- _Direction_
Transcribe all the entries word for word, but omit the images.
━━━ Dataset records
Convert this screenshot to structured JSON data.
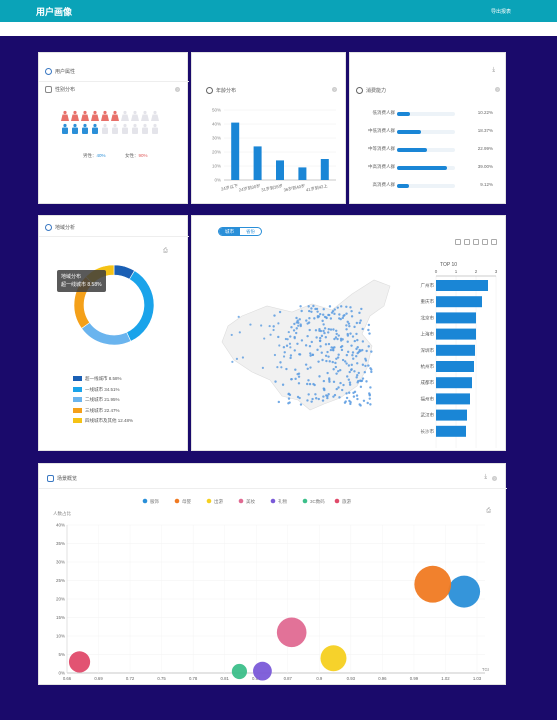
{
  "header": {
    "title": "用户画像",
    "export_label": "导出报表"
  },
  "user_attr": {
    "title": "用户属性",
    "gender_title": "性别分布",
    "male_label": "男性：",
    "male_value": "40%",
    "female_label": "女性：",
    "female_value": "90%"
  },
  "age": {
    "title": "年龄分布",
    "ylim": [
      0,
      50
    ],
    "yticks": [
      "50%",
      "40%",
      "30%",
      "20%",
      "10%",
      "0%"
    ],
    "categories": [
      "24岁以下",
      "24岁到30岁",
      "31岁到35岁",
      "36岁到40岁",
      "41岁到42上"
    ],
    "values": [
      41,
      24,
      14,
      9,
      15
    ]
  },
  "consumption": {
    "title": "消费能力",
    "items": [
      {
        "label": "低消费人群",
        "value": "10.22%",
        "pct": 10.22
      },
      {
        "label": "中低消费人群",
        "value": "18.37%",
        "pct": 18.37
      },
      {
        "label": "中等消费人群",
        "value": "22.99%",
        "pct": 22.99
      },
      {
        "label": "中高消费人群",
        "value": "39.00%",
        "pct": 39.0
      },
      {
        "label": "高消费人群",
        "value": "9.12%",
        "pct": 9.12
      }
    ]
  },
  "region": {
    "title": "地域分析",
    "tooltip_title": "地域分布",
    "tooltip_text": "超一线城市 8.58%",
    "legend": [
      {
        "label": "超一线城市 8.58%",
        "color": "#1a5fb4",
        "value": 8.58
      },
      {
        "label": "一线城市 34.51%",
        "color": "#1aa3ea",
        "value": 34.51
      },
      {
        "label": "二线城市 21.95%",
        "color": "#6ab4ee",
        "value": 21.95
      },
      {
        "label": "三线城市 22.47%",
        "color": "#f4a019",
        "value": 22.47
      },
      {
        "label": "四线城市及其他 12.48%",
        "color": "#f5c215",
        "value": 12.48
      }
    ]
  },
  "map": {
    "toggle_city": "城市",
    "toggle_province": "省份",
    "top_title": "TOP 10",
    "xticks": [
      "0",
      "1",
      "2",
      "3"
    ],
    "cities": [
      "广州市",
      "重庆市",
      "北京市",
      "上海市",
      "深圳市",
      "杭州市",
      "成都市",
      "福州市",
      "武汉市",
      "长沙市"
    ],
    "values": [
      2.6,
      2.3,
      2.0,
      2.0,
      1.95,
      1.9,
      1.8,
      1.7,
      1.55,
      1.5
    ]
  },
  "scene": {
    "title": "场景概览",
    "ylabel": "人数占比",
    "xlabel_end": "TGI",
    "yticks": [
      "40%",
      "35%",
      "30%",
      "25%",
      "20%",
      "15%",
      "10%",
      "5%",
      "0%"
    ],
    "xticks": [
      "0.66",
      "0.69",
      "0.72",
      "0.75",
      "0.78",
      "0.81",
      "0.84",
      "0.87",
      "0.9",
      "0.93",
      "0.96",
      "0.99",
      "1.02",
      "1.03"
    ],
    "legend": [
      {
        "name": "服饰",
        "color": "#2a8fd8"
      },
      {
        "name": "母婴",
        "color": "#f07a22"
      },
      {
        "name": "出游",
        "color": "#f5d020"
      },
      {
        "name": "美妆",
        "color": "#e06a92"
      },
      {
        "name": "礼物",
        "color": "#7a5ad8"
      },
      {
        "name": "3C数码",
        "color": "#3cbf8a"
      },
      {
        "name": "旅游",
        "color": "#e04a6a"
      }
    ]
  },
  "chart_data": [
    {
      "type": "bar",
      "title": "年龄分布",
      "categories": [
        "24岁以下",
        "24岁到30岁",
        "31岁到35岁",
        "36岁到40岁",
        "41岁到42上"
      ],
      "values": [
        41,
        24,
        14,
        9,
        15
      ],
      "ylim": [
        0,
        50
      ]
    },
    {
      "type": "pie",
      "title": "地域分析",
      "categories": [
        "超一线城市",
        "一线城市",
        "二线城市",
        "三线城市",
        "四线城市及其他"
      ],
      "values": [
        8.58,
        34.51,
        21.95,
        22.47,
        12.48
      ]
    },
    {
      "type": "bar",
      "title": "TOP 10",
      "categories": [
        "广州市",
        "重庆市",
        "北京市",
        "上海市",
        "深圳市",
        "杭州市",
        "成都市",
        "福州市",
        "武汉市",
        "长沙市"
      ],
      "values": [
        2.6,
        2.3,
        2.0,
        2.0,
        1.95,
        1.9,
        1.8,
        1.7,
        1.55,
        1.5
      ],
      "xlim": [
        0,
        3
      ]
    },
    {
      "type": "scatter",
      "title": "场景概览",
      "ylabel": "人数占比",
      "xlabel": "TGI",
      "series": [
        {
          "name": "服饰",
          "x": 1.04,
          "y": 22,
          "size": 1.0
        },
        {
          "name": "母婴",
          "x": 1.01,
          "y": 24,
          "size": 1.2
        },
        {
          "name": "出游",
          "x": 0.915,
          "y": 4,
          "size": 0.75
        },
        {
          "name": "美妆",
          "x": 0.875,
          "y": 11,
          "size": 0.9
        },
        {
          "name": "礼物",
          "x": 0.847,
          "y": 0.5,
          "size": 0.45
        },
        {
          "name": "3C数码",
          "x": 0.825,
          "y": 0.4,
          "size": 0.3
        },
        {
          "name": "旅游",
          "x": 0.672,
          "y": 3,
          "size": 0.55
        }
      ],
      "xlim": [
        0.66,
        1.06
      ],
      "ylim": [
        0,
        40
      ]
    }
  ]
}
━━━━━━
- _Response to the task_
Convert this screenshot to structured JSON data.
{
  "header": {
    "title": "用户画像",
    "export_label": "导出报表"
  },
  "user_attr": {
    "title": "用户属性",
    "gender_title": "性别分布",
    "male_label": "男性：",
    "male_value": "40%",
    "female_label": "女性：",
    "female_value": "90%"
  },
  "age": {
    "title": "年龄分布",
    "ylim": [
      0,
      50
    ],
    "yticks": [
      "50%",
      "40%",
      "30%",
      "20%",
      "10%",
      "0%"
    ],
    "categories": [
      "24岁以下",
      "24岁到30岁",
      "31岁到35岁",
      "36岁到40岁",
      "41岁到42上"
    ],
    "values": [
      41,
      24,
      14,
      9,
      15
    ]
  },
  "consumption": {
    "title": "消费能力",
    "items": [
      {
        "label": "低消费人群",
        "value": "10.22%",
        "pct": 10.22
      },
      {
        "label": "中低消费人群",
        "value": "18.37%",
        "pct": 18.37
      },
      {
        "label": "中等消费人群",
        "value": "22.99%",
        "pct": 22.99
      },
      {
        "label": "中高消费人群",
        "value": "39.00%",
        "pct": 39.0
      },
      {
        "label": "高消费人群",
        "value": "9.12%",
        "pct": 9.12
      }
    ]
  },
  "region": {
    "title": "地域分析",
    "tooltip_title": "地域分布",
    "tooltip_text": "超一线城市 8.58%",
    "legend": [
      {
        "label": "超一线城市 8.58%",
        "color": "#1a5fb4",
        "value": 8.58
      },
      {
        "label": "一线城市 34.51%",
        "color": "#1aa3ea",
        "value": 34.51
      },
      {
        "label": "二线城市 21.95%",
        "color": "#6ab4ee",
        "value": 21.95
      },
      {
        "label": "三线城市 22.47%",
        "color": "#f4a019",
        "value": 22.47
      },
      {
        "label": "四线城市及其他 12.48%",
        "color": "#f5c215",
        "value": 12.48
      }
    ]
  },
  "map": {
    "toggle_city": "城市",
    "toggle_province": "省份",
    "top_title": "TOP 10",
    "xticks": [
      "0",
      "1",
      "2",
      "3"
    ],
    "cities": [
      "广州市",
      "重庆市",
      "北京市",
      "上海市",
      "深圳市",
      "杭州市",
      "成都市",
      "福州市",
      "武汉市",
      "长沙市"
    ],
    "values": [
      2.6,
      2.3,
      2.0,
      2.0,
      1.95,
      1.9,
      1.8,
      1.7,
      1.55,
      1.5
    ]
  },
  "scene": {
    "title": "场景概览",
    "ylabel": "人数占比",
    "xlabel_end": "TGI",
    "yticks": [
      "40%",
      "35%",
      "30%",
      "25%",
      "20%",
      "15%",
      "10%",
      "5%",
      "0%"
    ],
    "xticks": [
      "0.66",
      "0.69",
      "0.72",
      "0.75",
      "0.78",
      "0.81",
      "0.84",
      "0.87",
      "0.9",
      "0.93",
      "0.96",
      "0.99",
      "1.02",
      "1.03"
    ],
    "legend": [
      {
        "name": "服饰",
        "color": "#2a8fd8"
      },
      {
        "name": "母婴",
        "color": "#f07a22"
      },
      {
        "name": "出游",
        "color": "#f5d020"
      },
      {
        "name": "美妆",
        "color": "#e06a92"
      },
      {
        "name": "礼物",
        "color": "#7a5ad8"
      },
      {
        "name": "3C数码",
        "color": "#3cbf8a"
      },
      {
        "name": "旅游",
        "color": "#e04a6a"
      }
    ]
  },
  "chart_data": [
    {
      "type": "bar",
      "title": "年龄分布",
      "categories": [
        "24岁以下",
        "24岁到30岁",
        "31岁到35岁",
        "36岁到40岁",
        "41岁到42上"
      ],
      "values": [
        41,
        24,
        14,
        9,
        15
      ],
      "ylim": [
        0,
        50
      ]
    },
    {
      "type": "pie",
      "title": "地域分析",
      "categories": [
        "超一线城市",
        "一线城市",
        "二线城市",
        "三线城市",
        "四线城市及其他"
      ],
      "values": [
        8.58,
        34.51,
        21.95,
        22.47,
        12.48
      ]
    },
    {
      "type": "bar",
      "title": "TOP 10",
      "categories": [
        "广州市",
        "重庆市",
        "北京市",
        "上海市",
        "深圳市",
        "杭州市",
        "成都市",
        "福州市",
        "武汉市",
        "长沙市"
      ],
      "values": [
        2.6,
        2.3,
        2.0,
        2.0,
        1.95,
        1.9,
        1.8,
        1.7,
        1.55,
        1.5
      ],
      "xlim": [
        0,
        3
      ]
    },
    {
      "type": "scatter",
      "title": "场景概览",
      "ylabel": "人数占比",
      "xlabel": "TGI",
      "series": [
        {
          "name": "服饰",
          "x": 1.04,
          "y": 22,
          "size": 1.0
        },
        {
          "name": "母婴",
          "x": 1.01,
          "y": 24,
          "size": 1.2
        },
        {
          "name": "出游",
          "x": 0.915,
          "y": 4,
          "size": 0.75
        },
        {
          "name": "美妆",
          "x": 0.875,
          "y": 11,
          "size": 0.9
        },
        {
          "name": "礼物",
          "x": 0.847,
          "y": 0.5,
          "size": 0.45
        },
        {
          "name": "3C数码",
          "x": 0.825,
          "y": 0.4,
          "size": 0.3
        },
        {
          "name": "旅游",
          "x": 0.672,
          "y": 3,
          "size": 0.55
        }
      ],
      "xlim": [
        0.66,
        1.06
      ],
      "ylim": [
        0,
        40
      ]
    }
  ]
}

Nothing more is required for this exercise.